Entries with figure data
>>>>>

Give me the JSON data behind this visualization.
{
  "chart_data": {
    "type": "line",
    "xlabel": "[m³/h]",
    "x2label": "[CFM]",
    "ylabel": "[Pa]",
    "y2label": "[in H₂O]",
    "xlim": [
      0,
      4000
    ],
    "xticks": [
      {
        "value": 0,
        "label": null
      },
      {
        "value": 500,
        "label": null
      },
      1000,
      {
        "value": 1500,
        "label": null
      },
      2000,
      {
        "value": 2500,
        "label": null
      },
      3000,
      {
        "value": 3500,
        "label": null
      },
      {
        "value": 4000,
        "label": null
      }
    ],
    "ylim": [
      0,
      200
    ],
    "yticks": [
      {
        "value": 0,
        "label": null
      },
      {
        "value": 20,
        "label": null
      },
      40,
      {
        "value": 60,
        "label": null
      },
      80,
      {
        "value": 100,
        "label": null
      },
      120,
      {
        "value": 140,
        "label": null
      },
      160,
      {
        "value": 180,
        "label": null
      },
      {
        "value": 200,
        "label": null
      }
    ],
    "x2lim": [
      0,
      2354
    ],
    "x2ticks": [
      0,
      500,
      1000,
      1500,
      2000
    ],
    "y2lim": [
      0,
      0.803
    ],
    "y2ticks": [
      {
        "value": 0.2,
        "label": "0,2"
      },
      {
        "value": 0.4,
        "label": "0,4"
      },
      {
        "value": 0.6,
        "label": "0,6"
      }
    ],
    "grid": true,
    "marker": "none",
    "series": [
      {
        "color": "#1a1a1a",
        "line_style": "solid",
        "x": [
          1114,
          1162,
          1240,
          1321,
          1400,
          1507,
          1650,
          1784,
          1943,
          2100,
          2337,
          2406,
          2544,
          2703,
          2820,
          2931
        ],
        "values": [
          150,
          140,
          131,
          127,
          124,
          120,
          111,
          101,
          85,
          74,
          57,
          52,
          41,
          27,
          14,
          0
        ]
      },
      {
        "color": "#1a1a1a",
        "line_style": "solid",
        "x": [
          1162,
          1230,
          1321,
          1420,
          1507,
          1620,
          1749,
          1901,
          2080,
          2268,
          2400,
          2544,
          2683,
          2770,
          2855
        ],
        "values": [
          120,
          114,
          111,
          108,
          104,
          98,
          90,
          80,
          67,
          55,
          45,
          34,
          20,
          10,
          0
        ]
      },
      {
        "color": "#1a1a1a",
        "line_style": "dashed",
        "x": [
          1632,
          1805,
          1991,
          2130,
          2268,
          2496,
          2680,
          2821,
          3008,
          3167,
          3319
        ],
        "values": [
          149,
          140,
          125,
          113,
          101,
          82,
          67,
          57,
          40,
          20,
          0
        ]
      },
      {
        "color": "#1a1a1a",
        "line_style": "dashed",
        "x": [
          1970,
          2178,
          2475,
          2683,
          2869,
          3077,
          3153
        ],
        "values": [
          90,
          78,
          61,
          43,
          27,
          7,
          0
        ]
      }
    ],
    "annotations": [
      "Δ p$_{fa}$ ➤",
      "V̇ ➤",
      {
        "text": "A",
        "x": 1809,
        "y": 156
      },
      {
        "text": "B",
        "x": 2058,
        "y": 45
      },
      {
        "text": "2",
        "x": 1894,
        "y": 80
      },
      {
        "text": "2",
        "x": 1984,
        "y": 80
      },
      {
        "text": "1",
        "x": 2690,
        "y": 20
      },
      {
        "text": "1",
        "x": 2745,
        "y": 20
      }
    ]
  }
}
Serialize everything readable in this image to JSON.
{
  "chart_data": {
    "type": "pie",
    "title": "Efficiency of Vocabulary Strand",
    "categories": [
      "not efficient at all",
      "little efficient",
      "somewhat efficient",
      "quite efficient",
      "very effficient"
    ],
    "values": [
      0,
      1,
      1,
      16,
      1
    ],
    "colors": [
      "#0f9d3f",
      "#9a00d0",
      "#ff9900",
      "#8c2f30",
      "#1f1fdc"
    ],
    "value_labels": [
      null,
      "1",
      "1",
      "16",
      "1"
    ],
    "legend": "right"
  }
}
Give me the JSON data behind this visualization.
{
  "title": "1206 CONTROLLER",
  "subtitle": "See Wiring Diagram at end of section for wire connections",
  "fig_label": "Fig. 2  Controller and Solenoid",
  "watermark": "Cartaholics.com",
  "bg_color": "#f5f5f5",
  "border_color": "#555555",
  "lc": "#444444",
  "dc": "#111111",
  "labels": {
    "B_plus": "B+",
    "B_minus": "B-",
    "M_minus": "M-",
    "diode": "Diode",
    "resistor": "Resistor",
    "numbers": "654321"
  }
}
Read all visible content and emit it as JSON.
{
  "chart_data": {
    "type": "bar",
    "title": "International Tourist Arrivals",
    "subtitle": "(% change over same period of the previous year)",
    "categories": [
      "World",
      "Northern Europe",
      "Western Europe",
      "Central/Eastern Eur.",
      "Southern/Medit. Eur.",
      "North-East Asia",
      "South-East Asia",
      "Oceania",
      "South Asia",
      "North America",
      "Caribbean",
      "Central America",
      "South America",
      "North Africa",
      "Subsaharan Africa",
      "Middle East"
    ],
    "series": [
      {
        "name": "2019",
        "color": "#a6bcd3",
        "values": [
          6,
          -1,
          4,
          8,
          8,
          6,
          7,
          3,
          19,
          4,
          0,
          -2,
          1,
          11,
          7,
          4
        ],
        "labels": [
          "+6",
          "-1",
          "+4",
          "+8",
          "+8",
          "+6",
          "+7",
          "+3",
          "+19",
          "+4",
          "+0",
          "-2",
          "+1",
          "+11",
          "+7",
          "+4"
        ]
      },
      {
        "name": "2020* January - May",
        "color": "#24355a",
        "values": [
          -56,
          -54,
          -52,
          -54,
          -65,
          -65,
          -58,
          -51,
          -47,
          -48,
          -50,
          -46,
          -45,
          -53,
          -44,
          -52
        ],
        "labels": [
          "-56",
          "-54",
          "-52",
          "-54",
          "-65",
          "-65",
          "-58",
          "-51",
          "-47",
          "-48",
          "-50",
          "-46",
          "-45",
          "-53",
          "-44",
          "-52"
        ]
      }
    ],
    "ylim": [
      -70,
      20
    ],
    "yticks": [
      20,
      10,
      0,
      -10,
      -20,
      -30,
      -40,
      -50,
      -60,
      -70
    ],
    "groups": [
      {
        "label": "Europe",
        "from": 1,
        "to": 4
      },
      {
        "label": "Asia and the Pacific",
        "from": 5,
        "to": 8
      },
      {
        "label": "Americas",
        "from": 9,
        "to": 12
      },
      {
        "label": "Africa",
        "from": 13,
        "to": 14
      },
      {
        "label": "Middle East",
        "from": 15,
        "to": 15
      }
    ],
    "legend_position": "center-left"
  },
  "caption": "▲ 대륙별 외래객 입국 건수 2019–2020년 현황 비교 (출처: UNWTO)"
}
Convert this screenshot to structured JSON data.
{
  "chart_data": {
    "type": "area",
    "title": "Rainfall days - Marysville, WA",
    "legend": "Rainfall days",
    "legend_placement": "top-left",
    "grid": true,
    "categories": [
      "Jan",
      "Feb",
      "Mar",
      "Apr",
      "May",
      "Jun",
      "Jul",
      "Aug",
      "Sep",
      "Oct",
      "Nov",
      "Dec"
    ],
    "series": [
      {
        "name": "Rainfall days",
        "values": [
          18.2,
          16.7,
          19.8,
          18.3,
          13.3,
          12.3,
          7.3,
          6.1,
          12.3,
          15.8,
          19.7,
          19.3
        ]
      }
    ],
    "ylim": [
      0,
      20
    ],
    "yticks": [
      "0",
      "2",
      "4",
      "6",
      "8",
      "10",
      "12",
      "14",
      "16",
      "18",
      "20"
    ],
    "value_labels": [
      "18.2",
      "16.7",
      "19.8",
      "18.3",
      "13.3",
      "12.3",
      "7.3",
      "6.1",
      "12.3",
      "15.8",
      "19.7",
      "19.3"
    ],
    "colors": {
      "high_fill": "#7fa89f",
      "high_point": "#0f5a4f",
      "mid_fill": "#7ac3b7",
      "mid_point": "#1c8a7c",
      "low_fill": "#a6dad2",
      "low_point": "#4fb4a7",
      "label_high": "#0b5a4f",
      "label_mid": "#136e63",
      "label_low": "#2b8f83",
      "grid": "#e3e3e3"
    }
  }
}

<<<<<

• _WHAT TO WORK ON_:
Show every line in the entries where the string "left" occurs.

• _RESPONSE TO THE EXERCISE_:
    "legend_position": "center-left"
    "legend_placement": "top-left",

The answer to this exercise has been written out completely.